■ Directions for this task ■
Return each line of the data below exactly, omitting any pictures.

────

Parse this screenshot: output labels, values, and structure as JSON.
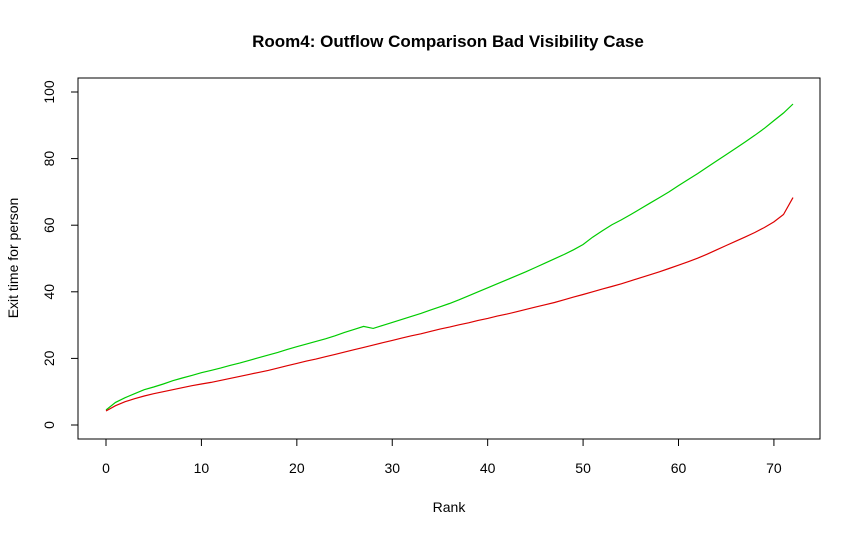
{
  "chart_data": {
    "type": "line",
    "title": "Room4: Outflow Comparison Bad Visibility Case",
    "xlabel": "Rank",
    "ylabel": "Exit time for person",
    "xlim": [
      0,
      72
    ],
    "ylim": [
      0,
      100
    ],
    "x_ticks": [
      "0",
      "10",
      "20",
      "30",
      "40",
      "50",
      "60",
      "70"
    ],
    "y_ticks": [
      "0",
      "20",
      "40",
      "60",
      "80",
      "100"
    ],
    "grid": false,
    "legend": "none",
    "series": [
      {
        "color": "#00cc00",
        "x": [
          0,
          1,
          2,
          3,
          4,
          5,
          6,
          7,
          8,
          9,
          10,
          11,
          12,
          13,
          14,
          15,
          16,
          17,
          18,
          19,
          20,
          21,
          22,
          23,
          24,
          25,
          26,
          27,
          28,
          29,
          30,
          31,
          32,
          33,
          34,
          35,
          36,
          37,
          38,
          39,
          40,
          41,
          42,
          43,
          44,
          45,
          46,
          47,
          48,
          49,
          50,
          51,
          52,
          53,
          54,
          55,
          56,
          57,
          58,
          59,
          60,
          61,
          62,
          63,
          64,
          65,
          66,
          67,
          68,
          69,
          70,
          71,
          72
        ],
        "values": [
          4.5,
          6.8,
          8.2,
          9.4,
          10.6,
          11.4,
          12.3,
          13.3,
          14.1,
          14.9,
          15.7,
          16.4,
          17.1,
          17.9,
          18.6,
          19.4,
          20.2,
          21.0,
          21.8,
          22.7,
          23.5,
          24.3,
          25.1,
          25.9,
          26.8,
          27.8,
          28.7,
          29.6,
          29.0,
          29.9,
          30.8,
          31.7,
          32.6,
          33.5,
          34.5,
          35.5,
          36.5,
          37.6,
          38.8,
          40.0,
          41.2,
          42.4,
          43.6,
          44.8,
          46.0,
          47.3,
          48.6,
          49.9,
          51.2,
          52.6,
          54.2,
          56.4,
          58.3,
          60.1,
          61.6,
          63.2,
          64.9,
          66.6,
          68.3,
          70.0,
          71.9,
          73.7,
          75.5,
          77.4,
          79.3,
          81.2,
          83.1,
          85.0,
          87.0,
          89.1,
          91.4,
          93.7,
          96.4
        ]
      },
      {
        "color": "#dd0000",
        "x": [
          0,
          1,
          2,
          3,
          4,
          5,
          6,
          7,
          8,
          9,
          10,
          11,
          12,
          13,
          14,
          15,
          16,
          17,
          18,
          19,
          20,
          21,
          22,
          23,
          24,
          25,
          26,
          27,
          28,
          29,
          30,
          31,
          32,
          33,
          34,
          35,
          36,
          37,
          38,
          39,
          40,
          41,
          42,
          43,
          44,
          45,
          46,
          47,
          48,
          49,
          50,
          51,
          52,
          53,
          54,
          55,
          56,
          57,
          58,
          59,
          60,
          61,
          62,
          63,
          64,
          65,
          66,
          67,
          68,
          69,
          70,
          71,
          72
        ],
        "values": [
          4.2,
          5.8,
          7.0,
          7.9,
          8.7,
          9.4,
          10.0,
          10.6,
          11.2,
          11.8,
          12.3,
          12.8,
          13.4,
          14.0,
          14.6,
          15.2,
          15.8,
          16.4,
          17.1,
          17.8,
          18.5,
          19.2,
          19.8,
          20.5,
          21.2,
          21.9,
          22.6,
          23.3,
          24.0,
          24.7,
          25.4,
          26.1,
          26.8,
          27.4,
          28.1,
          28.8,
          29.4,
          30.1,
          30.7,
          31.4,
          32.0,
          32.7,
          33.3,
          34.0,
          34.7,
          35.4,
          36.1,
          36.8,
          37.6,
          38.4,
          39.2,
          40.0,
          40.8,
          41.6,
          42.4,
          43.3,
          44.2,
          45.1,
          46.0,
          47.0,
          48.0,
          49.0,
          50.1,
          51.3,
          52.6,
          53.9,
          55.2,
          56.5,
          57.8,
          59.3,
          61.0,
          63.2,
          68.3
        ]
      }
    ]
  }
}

────

■ Exercise response ■
Parse this screenshot: output labels, values, and structure as JSON.
{
  "chart_data": {
    "type": "line",
    "title": "Room4: Outflow Comparison Bad Visibility Case",
    "xlabel": "Rank",
    "ylabel": "Exit time for person",
    "xlim": [
      0,
      72
    ],
    "ylim": [
      0,
      100
    ],
    "x_ticks": [
      "0",
      "10",
      "20",
      "30",
      "40",
      "50",
      "60",
      "70"
    ],
    "y_ticks": [
      "0",
      "20",
      "40",
      "60",
      "80",
      "100"
    ],
    "grid": false,
    "legend": "none",
    "series": [
      {
        "color": "#00cc00",
        "x": [
          0,
          1,
          2,
          3,
          4,
          5,
          6,
          7,
          8,
          9,
          10,
          11,
          12,
          13,
          14,
          15,
          16,
          17,
          18,
          19,
          20,
          21,
          22,
          23,
          24,
          25,
          26,
          27,
          28,
          29,
          30,
          31,
          32,
          33,
          34,
          35,
          36,
          37,
          38,
          39,
          40,
          41,
          42,
          43,
          44,
          45,
          46,
          47,
          48,
          49,
          50,
          51,
          52,
          53,
          54,
          55,
          56,
          57,
          58,
          59,
          60,
          61,
          62,
          63,
          64,
          65,
          66,
          67,
          68,
          69,
          70,
          71,
          72
        ],
        "values": [
          4.5,
          6.8,
          8.2,
          9.4,
          10.6,
          11.4,
          12.3,
          13.3,
          14.1,
          14.9,
          15.7,
          16.4,
          17.1,
          17.9,
          18.6,
          19.4,
          20.2,
          21.0,
          21.8,
          22.7,
          23.5,
          24.3,
          25.1,
          25.9,
          26.8,
          27.8,
          28.7,
          29.6,
          29.0,
          29.9,
          30.8,
          31.7,
          32.6,
          33.5,
          34.5,
          35.5,
          36.5,
          37.6,
          38.8,
          40.0,
          41.2,
          42.4,
          43.6,
          44.8,
          46.0,
          47.3,
          48.6,
          49.9,
          51.2,
          52.6,
          54.2,
          56.4,
          58.3,
          60.1,
          61.6,
          63.2,
          64.9,
          66.6,
          68.3,
          70.0,
          71.9,
          73.7,
          75.5,
          77.4,
          79.3,
          81.2,
          83.1,
          85.0,
          87.0,
          89.1,
          91.4,
          93.7,
          96.4
        ]
      },
      {
        "color": "#dd0000",
        "x": [
          0,
          1,
          2,
          3,
          4,
          5,
          6,
          7,
          8,
          9,
          10,
          11,
          12,
          13,
          14,
          15,
          16,
          17,
          18,
          19,
          20,
          21,
          22,
          23,
          24,
          25,
          26,
          27,
          28,
          29,
          30,
          31,
          32,
          33,
          34,
          35,
          36,
          37,
          38,
          39,
          40,
          41,
          42,
          43,
          44,
          45,
          46,
          47,
          48,
          49,
          50,
          51,
          52,
          53,
          54,
          55,
          56,
          57,
          58,
          59,
          60,
          61,
          62,
          63,
          64,
          65,
          66,
          67,
          68,
          69,
          70,
          71,
          72
        ],
        "values": [
          4.2,
          5.8,
          7.0,
          7.9,
          8.7,
          9.4,
          10.0,
          10.6,
          11.2,
          11.8,
          12.3,
          12.8,
          13.4,
          14.0,
          14.6,
          15.2,
          15.8,
          16.4,
          17.1,
          17.8,
          18.5,
          19.2,
          19.8,
          20.5,
          21.2,
          21.9,
          22.6,
          23.3,
          24.0,
          24.7,
          25.4,
          26.1,
          26.8,
          27.4,
          28.1,
          28.8,
          29.4,
          30.1,
          30.7,
          31.4,
          32.0,
          32.7,
          33.3,
          34.0,
          34.7,
          35.4,
          36.1,
          36.8,
          37.6,
          38.4,
          39.2,
          40.0,
          40.8,
          41.6,
          42.4,
          43.3,
          44.2,
          45.1,
          46.0,
          47.0,
          48.0,
          49.0,
          50.1,
          51.3,
          52.6,
          53.9,
          55.2,
          56.5,
          57.8,
          59.3,
          61.0,
          63.2,
          68.3
        ]
      }
    ]
  }
}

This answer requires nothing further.